Copy all lines below containing "바랍니다".

Stored records
########

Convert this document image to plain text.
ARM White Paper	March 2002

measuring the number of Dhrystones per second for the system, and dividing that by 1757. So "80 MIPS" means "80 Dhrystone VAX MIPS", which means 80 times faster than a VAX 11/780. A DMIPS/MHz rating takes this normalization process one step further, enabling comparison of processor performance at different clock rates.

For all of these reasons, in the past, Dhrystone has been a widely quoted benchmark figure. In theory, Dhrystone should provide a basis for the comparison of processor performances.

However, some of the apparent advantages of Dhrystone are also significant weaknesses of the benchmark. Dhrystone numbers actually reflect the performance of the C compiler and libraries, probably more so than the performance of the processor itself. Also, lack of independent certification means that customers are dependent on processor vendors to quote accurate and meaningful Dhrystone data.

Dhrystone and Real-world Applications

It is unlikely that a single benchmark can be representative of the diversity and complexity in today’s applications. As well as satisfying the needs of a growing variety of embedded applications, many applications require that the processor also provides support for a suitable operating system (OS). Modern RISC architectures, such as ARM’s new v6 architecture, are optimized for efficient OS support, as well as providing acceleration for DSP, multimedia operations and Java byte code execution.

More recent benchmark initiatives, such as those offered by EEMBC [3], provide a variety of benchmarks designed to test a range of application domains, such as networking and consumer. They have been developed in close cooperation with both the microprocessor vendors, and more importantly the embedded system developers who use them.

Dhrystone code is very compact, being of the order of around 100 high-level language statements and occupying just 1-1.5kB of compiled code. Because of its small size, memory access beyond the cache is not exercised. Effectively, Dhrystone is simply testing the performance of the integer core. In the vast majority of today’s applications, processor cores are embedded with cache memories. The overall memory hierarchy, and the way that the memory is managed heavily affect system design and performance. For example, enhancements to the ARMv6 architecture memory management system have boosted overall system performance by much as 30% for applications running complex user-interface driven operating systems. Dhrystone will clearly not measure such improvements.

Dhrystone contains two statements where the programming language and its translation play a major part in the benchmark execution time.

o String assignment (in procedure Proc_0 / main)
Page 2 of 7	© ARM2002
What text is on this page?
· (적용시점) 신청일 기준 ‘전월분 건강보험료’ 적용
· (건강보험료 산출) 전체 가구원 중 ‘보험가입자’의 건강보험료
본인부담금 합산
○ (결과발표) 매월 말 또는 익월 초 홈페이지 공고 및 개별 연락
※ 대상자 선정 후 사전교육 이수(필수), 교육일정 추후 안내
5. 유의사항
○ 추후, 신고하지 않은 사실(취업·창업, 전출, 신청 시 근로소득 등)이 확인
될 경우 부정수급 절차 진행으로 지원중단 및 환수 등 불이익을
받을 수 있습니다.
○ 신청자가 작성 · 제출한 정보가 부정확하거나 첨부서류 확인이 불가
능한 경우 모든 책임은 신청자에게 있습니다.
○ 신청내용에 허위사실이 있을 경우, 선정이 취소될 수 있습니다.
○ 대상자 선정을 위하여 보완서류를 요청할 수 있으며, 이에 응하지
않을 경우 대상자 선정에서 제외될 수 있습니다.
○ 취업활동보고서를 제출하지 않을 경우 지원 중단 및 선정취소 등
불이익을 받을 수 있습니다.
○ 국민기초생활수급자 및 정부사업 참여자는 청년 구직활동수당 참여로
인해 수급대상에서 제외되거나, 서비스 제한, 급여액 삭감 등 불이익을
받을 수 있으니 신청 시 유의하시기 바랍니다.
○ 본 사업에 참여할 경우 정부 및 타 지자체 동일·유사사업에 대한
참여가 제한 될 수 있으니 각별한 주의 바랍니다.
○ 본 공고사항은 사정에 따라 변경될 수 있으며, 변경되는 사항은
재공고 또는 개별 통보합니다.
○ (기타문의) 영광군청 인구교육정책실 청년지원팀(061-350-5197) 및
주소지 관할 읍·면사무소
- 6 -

########

Final result:
받을 수 있으니 신청 시 유의하시기 바랍니다.
참여가 제한 될 수 있으니 각별한 주의 바랍니다.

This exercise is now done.